Leave out the pictures; transcribe all else exactly.

(Stored data)
※ ※ ※

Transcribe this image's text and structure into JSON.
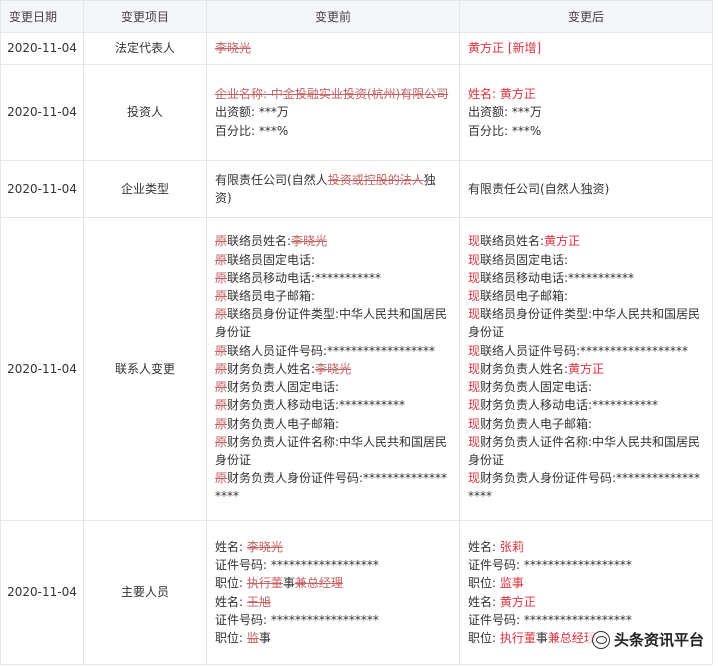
{
  "headers": {
    "date": "变更日期",
    "item": "变更项目",
    "before": "变更前",
    "after": "变更后"
  },
  "rows": [
    {
      "date": "2020-11-04",
      "item": "法定代表人",
      "before": [
        [
          {
            "t": "李晓光",
            "s": "del"
          }
        ]
      ],
      "after": [
        [
          {
            "t": "黄方正 [新增]",
            "s": "red"
          }
        ]
      ]
    },
    {
      "date": "2020-11-04",
      "item": "投资人",
      "before": [
        [
          {
            "t": "企业名称: 中金投融实业投资(杭州)有限公司",
            "s": "del"
          }
        ],
        [
          {
            "t": "出资额: ***万",
            "s": ""
          }
        ],
        [
          {
            "t": "百分比: ***%",
            "s": ""
          }
        ]
      ],
      "after": [
        [
          {
            "t": "姓名: ",
            "s": "red"
          },
          {
            "t": "黄方正",
            "s": "red"
          }
        ],
        [
          {
            "t": "出资额: ***万",
            "s": ""
          }
        ],
        [
          {
            "t": "百分比: ***%",
            "s": ""
          }
        ]
      ]
    },
    {
      "date": "2020-11-04",
      "item": "企业类型",
      "before": [
        [
          {
            "t": "有限责任公司(自然人",
            "s": ""
          },
          {
            "t": "投资或控股的法人",
            "s": "del"
          },
          {
            "t": "独资)",
            "s": ""
          }
        ]
      ],
      "after": [
        [
          {
            "t": "有限责任公司(自然人独资)",
            "s": ""
          }
        ]
      ]
    },
    {
      "date": "2020-11-04",
      "item": "联系人变更",
      "before": [
        [
          {
            "t": "原",
            "s": "del"
          },
          {
            "t": "联络员姓名:",
            "s": ""
          },
          {
            "t": "李晓光",
            "s": "del"
          }
        ],
        [
          {
            "t": "原",
            "s": "del"
          },
          {
            "t": "联络员固定电话:",
            "s": ""
          }
        ],
        [
          {
            "t": "原",
            "s": "del"
          },
          {
            "t": "联络员移动电话:***********",
            "s": ""
          }
        ],
        [
          {
            "t": "原",
            "s": "del"
          },
          {
            "t": "联络员电子邮箱:",
            "s": ""
          }
        ],
        [
          {
            "t": "原",
            "s": "del"
          },
          {
            "t": "联络员身份证件类型:中华人民共和国居民身份证",
            "s": ""
          }
        ],
        [
          {
            "t": "原",
            "s": "del"
          },
          {
            "t": "联络人员证件号码:******************",
            "s": ""
          }
        ],
        [
          {
            "t": "原",
            "s": "del"
          },
          {
            "t": "财务负责人姓名:",
            "s": ""
          },
          {
            "t": "李晓光",
            "s": "del"
          }
        ],
        [
          {
            "t": "原",
            "s": "del"
          },
          {
            "t": "财务负责人固定电话:",
            "s": ""
          }
        ],
        [
          {
            "t": "原",
            "s": "del"
          },
          {
            "t": "财务负责人移动电话:***********",
            "s": ""
          }
        ],
        [
          {
            "t": "原",
            "s": "del"
          },
          {
            "t": "财务负责人电子邮箱:",
            "s": ""
          }
        ],
        [
          {
            "t": "原",
            "s": "del"
          },
          {
            "t": "财务负责人证件名称:中华人民共和国居民身份证",
            "s": ""
          }
        ],
        [
          {
            "t": "原",
            "s": "del"
          },
          {
            "t": "财务负责人身份证件号码:******************",
            "s": ""
          }
        ]
      ],
      "after": [
        [
          {
            "t": "现",
            "s": "red"
          },
          {
            "t": "联络员姓名:",
            "s": ""
          },
          {
            "t": "黄方正",
            "s": "red"
          }
        ],
        [
          {
            "t": "现",
            "s": "red"
          },
          {
            "t": "联络员固定电话:",
            "s": ""
          }
        ],
        [
          {
            "t": "现",
            "s": "red"
          },
          {
            "t": "联络员移动电话:***********",
            "s": ""
          }
        ],
        [
          {
            "t": "现",
            "s": "red"
          },
          {
            "t": "联络员电子邮箱:",
            "s": ""
          }
        ],
        [
          {
            "t": "现",
            "s": "red"
          },
          {
            "t": "联络员身份证件类型:中华人民共和国居民身份证",
            "s": ""
          }
        ],
        [
          {
            "t": "现",
            "s": "red"
          },
          {
            "t": "联络人员证件号码:******************",
            "s": ""
          }
        ],
        [
          {
            "t": "现",
            "s": "red"
          },
          {
            "t": "财务负责人姓名:",
            "s": ""
          },
          {
            "t": "黄方正",
            "s": "red"
          }
        ],
        [
          {
            "t": "现",
            "s": "red"
          },
          {
            "t": "财务负责人固定电话:",
            "s": ""
          }
        ],
        [
          {
            "t": "现",
            "s": "red"
          },
          {
            "t": "财务负责人移动电话:***********",
            "s": ""
          }
        ],
        [
          {
            "t": "现",
            "s": "red"
          },
          {
            "t": "财务负责人电子邮箱:",
            "s": ""
          }
        ],
        [
          {
            "t": "现",
            "s": "red"
          },
          {
            "t": "财务负责人证件名称:中华人民共和国居民身份证",
            "s": ""
          }
        ],
        [
          {
            "t": "现",
            "s": "red"
          },
          {
            "t": "财务负责人身份证件号码:******************",
            "s": ""
          }
        ]
      ]
    },
    {
      "date": "2020-11-04",
      "item": "主要人员",
      "before": [
        [
          {
            "t": "姓名: ",
            "s": ""
          },
          {
            "t": "李晓光",
            "s": "del"
          }
        ],
        [
          {
            "t": "证件号码: ******************",
            "s": ""
          }
        ],
        [
          {
            "t": "职位: ",
            "s": ""
          },
          {
            "t": "执行董",
            "s": "del"
          },
          {
            "t": "事",
            "s": ""
          },
          {
            "t": "兼总经理",
            "s": "del"
          }
        ],
        [
          {
            "t": "姓名: ",
            "s": ""
          },
          {
            "t": "王旭",
            "s": "del"
          }
        ],
        [
          {
            "t": "证件号码: ******************",
            "s": ""
          }
        ],
        [
          {
            "t": "职位: ",
            "s": ""
          },
          {
            "t": "监",
            "s": "del"
          },
          {
            "t": "事",
            "s": ""
          }
        ]
      ],
      "after": [
        [
          {
            "t": "姓名: ",
            "s": ""
          },
          {
            "t": "张莉",
            "s": "red"
          }
        ],
        [
          {
            "t": "证件号码: ******************",
            "s": ""
          }
        ],
        [
          {
            "t": "职位: ",
            "s": ""
          },
          {
            "t": "监事",
            "s": "red"
          }
        ],
        [
          {
            "t": "姓名: ",
            "s": ""
          },
          {
            "t": "黄方正",
            "s": "red"
          }
        ],
        [
          {
            "t": "证件号码: ******************",
            "s": ""
          }
        ],
        [
          {
            "t": "职位: ",
            "s": ""
          },
          {
            "t": "执行董",
            "s": "red"
          },
          {
            "t": "事",
            "s": ""
          },
          {
            "t": "兼总经理",
            "s": "red"
          }
        ]
      ]
    }
  ],
  "watermark": {
    "text": "头条资讯平台",
    "icon": "wechat-logo-icon"
  },
  "colors": {
    "deleted": "#c46262",
    "added": "#e0313e",
    "header_bg": "#f4f6fa",
    "border": "#e3e6ec"
  }
}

※ ※ ※

# [Full output]
Transcribe this image's text and structure into JSON.
{
  "headers": {
    "date": "变更日期",
    "item": "变更项目",
    "before": "变更前",
    "after": "变更后"
  },
  "rows": [
    {
      "date": "2020-11-04",
      "item": "法定代表人",
      "before": [
        [
          {
            "t": "李晓光",
            "s": "del"
          }
        ]
      ],
      "after": [
        [
          {
            "t": "黄方正 [新增]",
            "s": "red"
          }
        ]
      ]
    },
    {
      "date": "2020-11-04",
      "item": "投资人",
      "before": [
        [
          {
            "t": "企业名称: 中金投融实业投资(杭州)有限公司",
            "s": "del"
          }
        ],
        [
          {
            "t": "出资额: ***万",
            "s": ""
          }
        ],
        [
          {
            "t": "百分比: ***%",
            "s": ""
          }
        ]
      ],
      "after": [
        [
          {
            "t": "姓名: ",
            "s": "red"
          },
          {
            "t": "黄方正",
            "s": "red"
          }
        ],
        [
          {
            "t": "出资额: ***万",
            "s": ""
          }
        ],
        [
          {
            "t": "百分比: ***%",
            "s": ""
          }
        ]
      ]
    },
    {
      "date": "2020-11-04",
      "item": "企业类型",
      "before": [
        [
          {
            "t": "有限责任公司(自然人",
            "s": ""
          },
          {
            "t": "投资或控股的法人",
            "s": "del"
          },
          {
            "t": "独资)",
            "s": ""
          }
        ]
      ],
      "after": [
        [
          {
            "t": "有限责任公司(自然人独资)",
            "s": ""
          }
        ]
      ]
    },
    {
      "date": "2020-11-04",
      "item": "联系人变更",
      "before": [
        [
          {
            "t": "原",
            "s": "del"
          },
          {
            "t": "联络员姓名:",
            "s": ""
          },
          {
            "t": "李晓光",
            "s": "del"
          }
        ],
        [
          {
            "t": "原",
            "s": "del"
          },
          {
            "t": "联络员固定电话:",
            "s": ""
          }
        ],
        [
          {
            "t": "原",
            "s": "del"
          },
          {
            "t": "联络员移动电话:***********",
            "s": ""
          }
        ],
        [
          {
            "t": "原",
            "s": "del"
          },
          {
            "t": "联络员电子邮箱:",
            "s": ""
          }
        ],
        [
          {
            "t": "原",
            "s": "del"
          },
          {
            "t": "联络员身份证件类型:中华人民共和国居民身份证",
            "s": ""
          }
        ],
        [
          {
            "t": "原",
            "s": "del"
          },
          {
            "t": "联络人员证件号码:******************",
            "s": ""
          }
        ],
        [
          {
            "t": "原",
            "s": "del"
          },
          {
            "t": "财务负责人姓名:",
            "s": ""
          },
          {
            "t": "李晓光",
            "s": "del"
          }
        ],
        [
          {
            "t": "原",
            "s": "del"
          },
          {
            "t": "财务负责人固定电话:",
            "s": ""
          }
        ],
        [
          {
            "t": "原",
            "s": "del"
          },
          {
            "t": "财务负责人移动电话:***********",
            "s": ""
          }
        ],
        [
          {
            "t": "原",
            "s": "del"
          },
          {
            "t": "财务负责人电子邮箱:",
            "s": ""
          }
        ],
        [
          {
            "t": "原",
            "s": "del"
          },
          {
            "t": "财务负责人证件名称:中华人民共和国居民身份证",
            "s": ""
          }
        ],
        [
          {
            "t": "原",
            "s": "del"
          },
          {
            "t": "财务负责人身份证件号码:******************",
            "s": ""
          }
        ]
      ],
      "after": [
        [
          {
            "t": "现",
            "s": "red"
          },
          {
            "t": "联络员姓名:",
            "s": ""
          },
          {
            "t": "黄方正",
            "s": "red"
          }
        ],
        [
          {
            "t": "现",
            "s": "red"
          },
          {
            "t": "联络员固定电话:",
            "s": ""
          }
        ],
        [
          {
            "t": "现",
            "s": "red"
          },
          {
            "t": "联络员移动电话:***********",
            "s": ""
          }
        ],
        [
          {
            "t": "现",
            "s": "red"
          },
          {
            "t": "联络员电子邮箱:",
            "s": ""
          }
        ],
        [
          {
            "t": "现",
            "s": "red"
          },
          {
            "t": "联络员身份证件类型:中华人民共和国居民身份证",
            "s": ""
          }
        ],
        [
          {
            "t": "现",
            "s": "red"
          },
          {
            "t": "联络人员证件号码:******************",
            "s": ""
          }
        ],
        [
          {
            "t": "现",
            "s": "red"
          },
          {
            "t": "财务负责人姓名:",
            "s": ""
          },
          {
            "t": "黄方正",
            "s": "red"
          }
        ],
        [
          {
            "t": "现",
            "s": "red"
          },
          {
            "t": "财务负责人固定电话:",
            "s": ""
          }
        ],
        [
          {
            "t": "现",
            "s": "red"
          },
          {
            "t": "财务负责人移动电话:***********",
            "s": ""
          }
        ],
        [
          {
            "t": "现",
            "s": "red"
          },
          {
            "t": "财务负责人电子邮箱:",
            "s": ""
          }
        ],
        [
          {
            "t": "现",
            "s": "red"
          },
          {
            "t": "财务负责人证件名称:中华人民共和国居民身份证",
            "s": ""
          }
        ],
        [
          {
            "t": "现",
            "s": "red"
          },
          {
            "t": "财务负责人身份证件号码:******************",
            "s": ""
          }
        ]
      ]
    },
    {
      "date": "2020-11-04",
      "item": "主要人员",
      "before": [
        [
          {
            "t": "姓名: ",
            "s": ""
          },
          {
            "t": "李晓光",
            "s": "del"
          }
        ],
        [
          {
            "t": "证件号码: ******************",
            "s": ""
          }
        ],
        [
          {
            "t": "职位: ",
            "s": ""
          },
          {
            "t": "执行董",
            "s": "del"
          },
          {
            "t": "事",
            "s": ""
          },
          {
            "t": "兼总经理",
            "s": "del"
          }
        ],
        [
          {
            "t": "姓名: ",
            "s": ""
          },
          {
            "t": "王旭",
            "s": "del"
          }
        ],
        [
          {
            "t": "证件号码: ******************",
            "s": ""
          }
        ],
        [
          {
            "t": "职位: ",
            "s": ""
          },
          {
            "t": "监",
            "s": "del"
          },
          {
            "t": "事",
            "s": ""
          }
        ]
      ],
      "after": [
        [
          {
            "t": "姓名: ",
            "s": ""
          },
          {
            "t": "张莉",
            "s": "red"
          }
        ],
        [
          {
            "t": "证件号码: ******************",
            "s": ""
          }
        ],
        [
          {
            "t": "职位: ",
            "s": ""
          },
          {
            "t": "监事",
            "s": "red"
          }
        ],
        [
          {
            "t": "姓名: ",
            "s": ""
          },
          {
            "t": "黄方正",
            "s": "red"
          }
        ],
        [
          {
            "t": "证件号码: ******************",
            "s": ""
          }
        ],
        [
          {
            "t": "职位: ",
            "s": ""
          },
          {
            "t": "执行董",
            "s": "red"
          },
          {
            "t": "事",
            "s": ""
          },
          {
            "t": "兼总经理",
            "s": "red"
          }
        ]
      ]
    }
  ],
  "watermark": {
    "text": "头条资讯平台",
    "icon": "wechat-logo-icon"
  },
  "colors": {
    "deleted": "#c46262",
    "added": "#e0313e",
    "header_bg": "#f4f6fa",
    "border": "#e3e6ec"
  }
}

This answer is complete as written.